> [Job]:
Report how many lines of these entries hold the string "ylabel"; reply with the number alone.

> [The records]:
* * *
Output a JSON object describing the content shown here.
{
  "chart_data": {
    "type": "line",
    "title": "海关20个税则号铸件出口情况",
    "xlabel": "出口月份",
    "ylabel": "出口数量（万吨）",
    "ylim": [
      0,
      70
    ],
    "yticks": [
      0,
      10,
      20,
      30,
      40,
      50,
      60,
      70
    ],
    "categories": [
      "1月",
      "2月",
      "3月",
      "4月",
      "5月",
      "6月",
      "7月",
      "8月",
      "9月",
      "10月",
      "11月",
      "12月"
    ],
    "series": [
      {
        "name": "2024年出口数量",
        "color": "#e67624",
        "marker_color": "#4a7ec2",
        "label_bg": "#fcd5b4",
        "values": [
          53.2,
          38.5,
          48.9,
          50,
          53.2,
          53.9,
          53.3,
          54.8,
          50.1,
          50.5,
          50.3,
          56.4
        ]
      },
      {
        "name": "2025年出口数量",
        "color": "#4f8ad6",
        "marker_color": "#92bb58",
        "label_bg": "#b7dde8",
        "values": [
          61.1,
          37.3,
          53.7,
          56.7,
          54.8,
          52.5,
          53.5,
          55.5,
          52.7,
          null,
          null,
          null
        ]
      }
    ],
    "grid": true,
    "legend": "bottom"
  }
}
* * *
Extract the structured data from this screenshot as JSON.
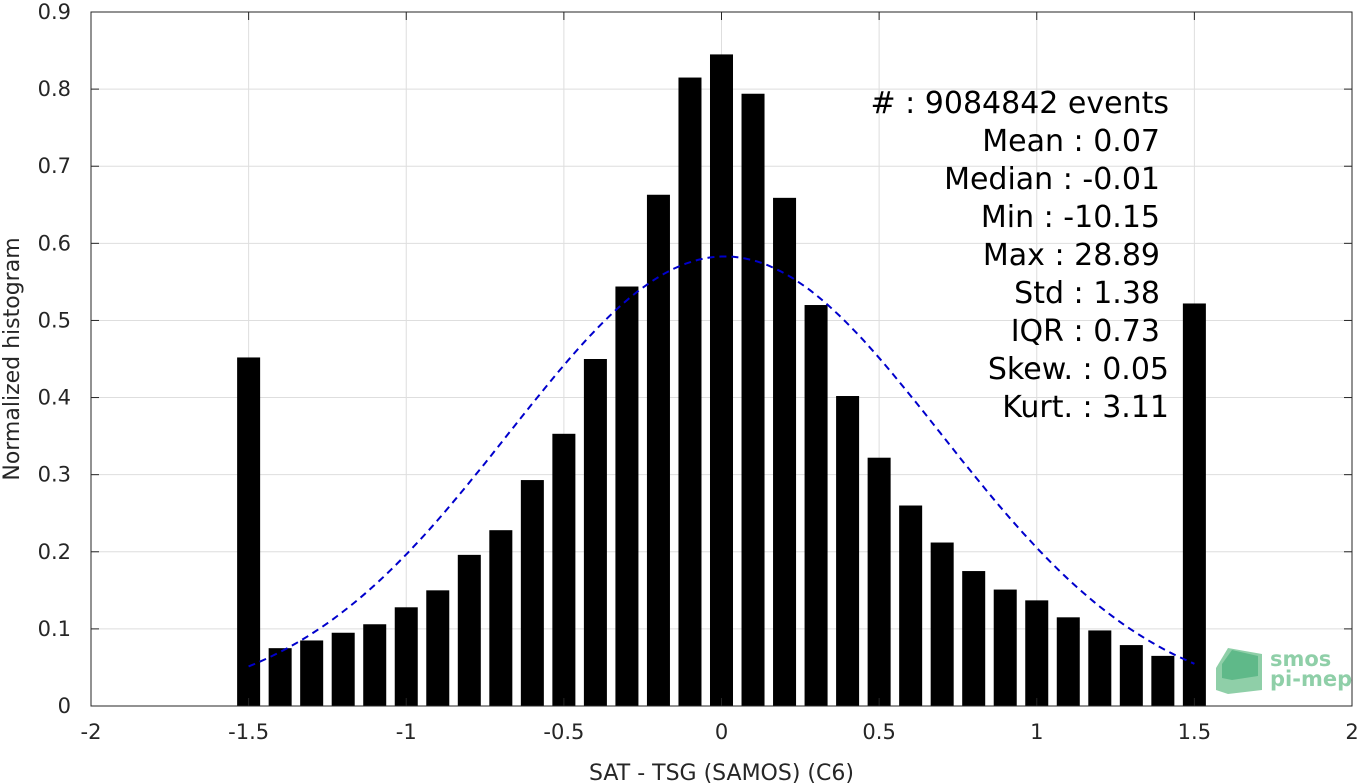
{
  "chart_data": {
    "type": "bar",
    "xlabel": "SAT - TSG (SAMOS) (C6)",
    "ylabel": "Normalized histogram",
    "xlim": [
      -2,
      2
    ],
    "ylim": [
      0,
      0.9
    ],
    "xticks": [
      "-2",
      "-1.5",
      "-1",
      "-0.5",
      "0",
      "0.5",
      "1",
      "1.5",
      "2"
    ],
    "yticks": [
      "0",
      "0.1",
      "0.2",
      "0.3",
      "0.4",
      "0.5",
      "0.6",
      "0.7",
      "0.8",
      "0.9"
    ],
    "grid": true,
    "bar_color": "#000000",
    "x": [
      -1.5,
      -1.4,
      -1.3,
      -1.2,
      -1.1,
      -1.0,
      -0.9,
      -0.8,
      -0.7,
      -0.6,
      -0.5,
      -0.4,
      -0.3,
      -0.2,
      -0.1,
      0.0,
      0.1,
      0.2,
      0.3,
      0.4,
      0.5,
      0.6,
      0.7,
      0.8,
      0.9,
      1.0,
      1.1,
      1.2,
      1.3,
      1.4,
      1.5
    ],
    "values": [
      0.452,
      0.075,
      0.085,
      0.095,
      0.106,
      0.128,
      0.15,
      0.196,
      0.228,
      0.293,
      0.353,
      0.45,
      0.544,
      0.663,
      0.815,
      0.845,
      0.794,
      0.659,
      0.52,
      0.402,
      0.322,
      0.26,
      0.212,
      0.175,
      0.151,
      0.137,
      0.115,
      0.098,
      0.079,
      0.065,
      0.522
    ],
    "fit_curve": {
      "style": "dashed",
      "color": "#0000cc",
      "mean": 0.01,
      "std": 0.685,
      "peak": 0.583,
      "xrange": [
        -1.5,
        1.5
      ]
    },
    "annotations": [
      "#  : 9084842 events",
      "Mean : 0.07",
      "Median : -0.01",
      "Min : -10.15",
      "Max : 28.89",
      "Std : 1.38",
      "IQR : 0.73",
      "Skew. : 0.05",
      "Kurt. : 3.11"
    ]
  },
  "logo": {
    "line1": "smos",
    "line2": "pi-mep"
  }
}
* * *
> [Reply]:
2